▶ YOUR TASK
Would you return all of this data exactly, leaving nothing out?

>> Begin RECORDED INFORMATION

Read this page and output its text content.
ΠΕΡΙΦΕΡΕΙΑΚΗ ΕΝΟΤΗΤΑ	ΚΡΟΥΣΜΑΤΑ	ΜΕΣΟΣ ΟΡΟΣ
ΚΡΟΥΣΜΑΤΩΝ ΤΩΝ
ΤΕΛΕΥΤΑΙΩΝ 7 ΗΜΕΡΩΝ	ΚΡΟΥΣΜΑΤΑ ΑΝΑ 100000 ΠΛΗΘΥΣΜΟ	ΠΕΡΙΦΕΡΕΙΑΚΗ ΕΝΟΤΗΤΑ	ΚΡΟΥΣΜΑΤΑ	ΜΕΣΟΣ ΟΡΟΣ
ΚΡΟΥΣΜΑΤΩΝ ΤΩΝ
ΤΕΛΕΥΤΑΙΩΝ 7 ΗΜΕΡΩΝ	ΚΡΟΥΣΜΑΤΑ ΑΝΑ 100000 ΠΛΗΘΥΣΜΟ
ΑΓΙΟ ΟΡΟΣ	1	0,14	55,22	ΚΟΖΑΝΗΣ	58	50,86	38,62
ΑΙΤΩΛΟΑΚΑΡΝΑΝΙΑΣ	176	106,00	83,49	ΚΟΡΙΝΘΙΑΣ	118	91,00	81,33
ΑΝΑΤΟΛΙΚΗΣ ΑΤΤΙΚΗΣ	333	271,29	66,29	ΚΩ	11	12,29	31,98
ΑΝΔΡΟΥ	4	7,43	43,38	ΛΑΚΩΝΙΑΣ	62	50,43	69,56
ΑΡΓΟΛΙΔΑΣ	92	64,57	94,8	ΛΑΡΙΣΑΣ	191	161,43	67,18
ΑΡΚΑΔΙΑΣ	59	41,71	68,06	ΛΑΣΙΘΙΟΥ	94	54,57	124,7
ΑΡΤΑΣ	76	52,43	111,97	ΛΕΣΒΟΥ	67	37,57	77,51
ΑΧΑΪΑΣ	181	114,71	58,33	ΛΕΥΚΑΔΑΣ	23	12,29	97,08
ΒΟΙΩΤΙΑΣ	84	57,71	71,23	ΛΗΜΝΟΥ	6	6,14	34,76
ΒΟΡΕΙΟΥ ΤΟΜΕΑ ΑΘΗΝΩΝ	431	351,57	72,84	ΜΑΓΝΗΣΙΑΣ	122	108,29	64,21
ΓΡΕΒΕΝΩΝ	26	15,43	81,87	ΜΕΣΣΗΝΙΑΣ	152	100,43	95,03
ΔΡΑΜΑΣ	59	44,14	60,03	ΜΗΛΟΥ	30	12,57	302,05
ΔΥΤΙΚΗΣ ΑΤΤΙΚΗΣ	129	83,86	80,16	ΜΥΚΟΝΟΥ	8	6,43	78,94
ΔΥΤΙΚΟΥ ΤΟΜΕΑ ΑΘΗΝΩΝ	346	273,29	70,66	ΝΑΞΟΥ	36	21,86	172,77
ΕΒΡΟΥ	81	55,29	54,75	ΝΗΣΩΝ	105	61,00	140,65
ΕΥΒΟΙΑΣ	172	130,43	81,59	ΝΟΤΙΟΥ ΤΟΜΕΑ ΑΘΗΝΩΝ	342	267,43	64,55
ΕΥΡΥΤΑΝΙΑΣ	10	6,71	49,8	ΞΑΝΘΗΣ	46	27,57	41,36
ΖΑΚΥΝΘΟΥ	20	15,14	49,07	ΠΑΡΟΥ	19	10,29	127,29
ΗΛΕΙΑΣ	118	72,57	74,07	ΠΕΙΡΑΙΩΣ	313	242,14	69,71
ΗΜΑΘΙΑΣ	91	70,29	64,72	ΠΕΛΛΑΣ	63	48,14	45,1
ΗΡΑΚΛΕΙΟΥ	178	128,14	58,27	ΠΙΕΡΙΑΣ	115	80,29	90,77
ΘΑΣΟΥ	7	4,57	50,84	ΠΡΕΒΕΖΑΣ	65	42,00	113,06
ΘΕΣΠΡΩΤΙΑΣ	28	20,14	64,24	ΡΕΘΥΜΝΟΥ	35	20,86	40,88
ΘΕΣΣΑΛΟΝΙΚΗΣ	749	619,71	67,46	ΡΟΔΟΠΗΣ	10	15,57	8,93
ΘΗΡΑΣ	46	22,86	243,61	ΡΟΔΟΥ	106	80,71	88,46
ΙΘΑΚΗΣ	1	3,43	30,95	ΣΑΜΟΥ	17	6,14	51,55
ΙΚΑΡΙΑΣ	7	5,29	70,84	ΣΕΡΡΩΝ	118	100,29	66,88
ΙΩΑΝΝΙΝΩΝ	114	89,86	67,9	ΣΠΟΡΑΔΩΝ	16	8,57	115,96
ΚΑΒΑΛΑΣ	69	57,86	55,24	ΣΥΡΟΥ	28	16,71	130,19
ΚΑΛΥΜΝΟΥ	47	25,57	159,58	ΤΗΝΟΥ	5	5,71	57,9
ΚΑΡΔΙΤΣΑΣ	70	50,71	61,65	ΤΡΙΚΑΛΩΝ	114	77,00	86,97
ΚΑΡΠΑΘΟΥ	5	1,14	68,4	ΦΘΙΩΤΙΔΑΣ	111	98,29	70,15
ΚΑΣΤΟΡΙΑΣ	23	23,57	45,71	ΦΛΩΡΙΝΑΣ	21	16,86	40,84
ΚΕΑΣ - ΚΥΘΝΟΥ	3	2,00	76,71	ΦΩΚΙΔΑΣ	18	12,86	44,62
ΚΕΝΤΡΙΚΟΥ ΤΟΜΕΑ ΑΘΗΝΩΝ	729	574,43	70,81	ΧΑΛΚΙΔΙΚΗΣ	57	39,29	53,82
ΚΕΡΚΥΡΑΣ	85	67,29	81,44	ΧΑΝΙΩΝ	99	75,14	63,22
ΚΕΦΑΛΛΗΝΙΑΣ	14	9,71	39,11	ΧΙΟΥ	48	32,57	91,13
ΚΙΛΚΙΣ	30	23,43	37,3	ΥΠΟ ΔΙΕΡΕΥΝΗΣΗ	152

>> End RECORDED INFORMATION

▶ FULL ANSWER
Read this page and output its text content.
ΠΕΡΙΦΕΡΕΙΑΚΗ ΕΝΟΤΗΤΑ	ΚΡΟΥΣΜΑΤΑ	ΜΕΣΟΣ ΟΡΟΣ
ΚΡΟΥΣΜΑΤΩΝ ΤΩΝ
ΤΕΛΕΥΤΑΙΩΝ 7 ΗΜΕΡΩΝ	ΚΡΟΥΣΜΑΤΑ ΑΝΑ 100000 ΠΛΗΘΥΣΜΟ	ΠΕΡΙΦΕΡΕΙΑΚΗ ΕΝΟΤΗΤΑ	ΚΡΟΥΣΜΑΤΑ	ΜΕΣΟΣ ΟΡΟΣ
ΚΡΟΥΣΜΑΤΩΝ ΤΩΝ
ΤΕΛΕΥΤΑΙΩΝ 7 ΗΜΕΡΩΝ	ΚΡΟΥΣΜΑΤΑ ΑΝΑ 100000 ΠΛΗΘΥΣΜΟ
ΑΓΙΟ ΟΡΟΣ	1	0,14	55,22	ΚΟΖΑΝΗΣ	58	50,86	38,62
ΑΙΤΩΛΟΑΚΑΡΝΑΝΙΑΣ	176	106,00	83,49	ΚΟΡΙΝΘΙΑΣ	118	91,00	81,33
ΑΝΑΤΟΛΙΚΗΣ ΑΤΤΙΚΗΣ	333	271,29	66,29	ΚΩ	11	12,29	31,98
ΑΝΔΡΟΥ	4	7,43	43,38	ΛΑΚΩΝΙΑΣ	62	50,43	69,56
ΑΡΓΟΛΙΔΑΣ	92	64,57	94,8	ΛΑΡΙΣΑΣ	191	161,43	67,18
ΑΡΚΑΔΙΑΣ	59	41,71	68,06	ΛΑΣΙΘΙΟΥ	94	54,57	124,7
ΑΡΤΑΣ	76	52,43	111,97	ΛΕΣΒΟΥ	67	37,57	77,51
ΑΧΑΪΑΣ	181	114,71	58,33	ΛΕΥΚΑΔΑΣ	23	12,29	97,08
ΒΟΙΩΤΙΑΣ	84	57,71	71,23	ΛΗΜΝΟΥ	6	6,14	34,76
ΒΟΡΕΙΟΥ ΤΟΜΕΑ ΑΘΗΝΩΝ	431	351,57	72,84	ΜΑΓΝΗΣΙΑΣ	122	108,29	64,21
ΓΡΕΒΕΝΩΝ	26	15,43	81,87	ΜΕΣΣΗΝΙΑΣ	152	100,43	95,03
ΔΡΑΜΑΣ	59	44,14	60,03	ΜΗΛΟΥ	30	12,57	302,05
ΔΥΤΙΚΗΣ ΑΤΤΙΚΗΣ	129	83,86	80,16	ΜΥΚΟΝΟΥ	8	6,43	78,94
ΔΥΤΙΚΟΥ ΤΟΜΕΑ ΑΘΗΝΩΝ	346	273,29	70,66	ΝΑΞΟΥ	36	21,86	172,77
ΕΒΡΟΥ	81	55,29	54,75	ΝΗΣΩΝ	105	61,00	140,65
ΕΥΒΟΙΑΣ	172	130,43	81,59	ΝΟΤΙΟΥ ΤΟΜΕΑ ΑΘΗΝΩΝ	342	267,43	64,55
ΕΥΡΥΤΑΝΙΑΣ	10	6,71	49,8	ΞΑΝΘΗΣ	46	27,57	41,36
ΖΑΚΥΝΘΟΥ	20	15,14	49,07	ΠΑΡΟΥ	19	10,29	127,29
ΗΛΕΙΑΣ	118	72,57	74,07	ΠΕΙΡΑΙΩΣ	313	242,14	69,71
ΗΜΑΘΙΑΣ	91	70,29	64,72	ΠΕΛΛΑΣ	63	48,14	45,1
ΗΡΑΚΛΕΙΟΥ	178	128,14	58,27	ΠΙΕΡΙΑΣ	115	80,29	90,77
ΘΑΣΟΥ	7	4,57	50,84	ΠΡΕΒΕΖΑΣ	65	42,00	113,06
ΘΕΣΠΡΩΤΙΑΣ	28	20,14	64,24	ΡΕΘΥΜΝΟΥ	35	20,86	40,88
ΘΕΣΣΑΛΟΝΙΚΗΣ	749	619,71	67,46	ΡΟΔΟΠΗΣ	10	15,57	8,93
ΘΗΡΑΣ	46	22,86	243,61	ΡΟΔΟΥ	106	80,71	88,46
ΙΘΑΚΗΣ	1	3,43	30,95	ΣΑΜΟΥ	17	6,14	51,55
ΙΚΑΡΙΑΣ	7	5,29	70,84	ΣΕΡΡΩΝ	118	100,29	66,88
ΙΩΑΝΝΙΝΩΝ	114	89,86	67,9	ΣΠΟΡΑΔΩΝ	16	8,57	115,96
ΚΑΒΑΛΑΣ	69	57,86	55,24	ΣΥΡΟΥ	28	16,71	130,19
ΚΑΛΥΜΝΟΥ	47	25,57	159,58	ΤΗΝΟΥ	5	5,71	57,9
ΚΑΡΔΙΤΣΑΣ	70	50,71	61,65	ΤΡΙΚΑΛΩΝ	114	77,00	86,97
ΚΑΡΠΑΘΟΥ	5	1,14	68,4	ΦΘΙΩΤΙΔΑΣ	111	98,29	70,15
ΚΑΣΤΟΡΙΑΣ	23	23,57	45,71	ΦΛΩΡΙΝΑΣ	21	16,86	40,84
ΚΕΑΣ - ΚΥΘΝΟΥ	3	2,00	76,71	ΦΩΚΙΔΑΣ	18	12,86	44,62
ΚΕΝΤΡΙΚΟΥ ΤΟΜΕΑ ΑΘΗΝΩΝ	729	574,43	70,81	ΧΑΛΚΙΔΙΚΗΣ	57	39,29	53,82
ΚΕΡΚΥΡΑΣ	85	67,29	81,44	ΧΑΝΙΩΝ	99	75,14	63,22
ΚΕΦΑΛΛΗΝΙΑΣ	14	9,71	39,11	ΧΙΟΥ	48	32,57	91,13
ΚΙΛΚΙΣ	30	23,43	37,3	ΥΠΟ ΔΙΕΡΕΥΝΗΣΗ	152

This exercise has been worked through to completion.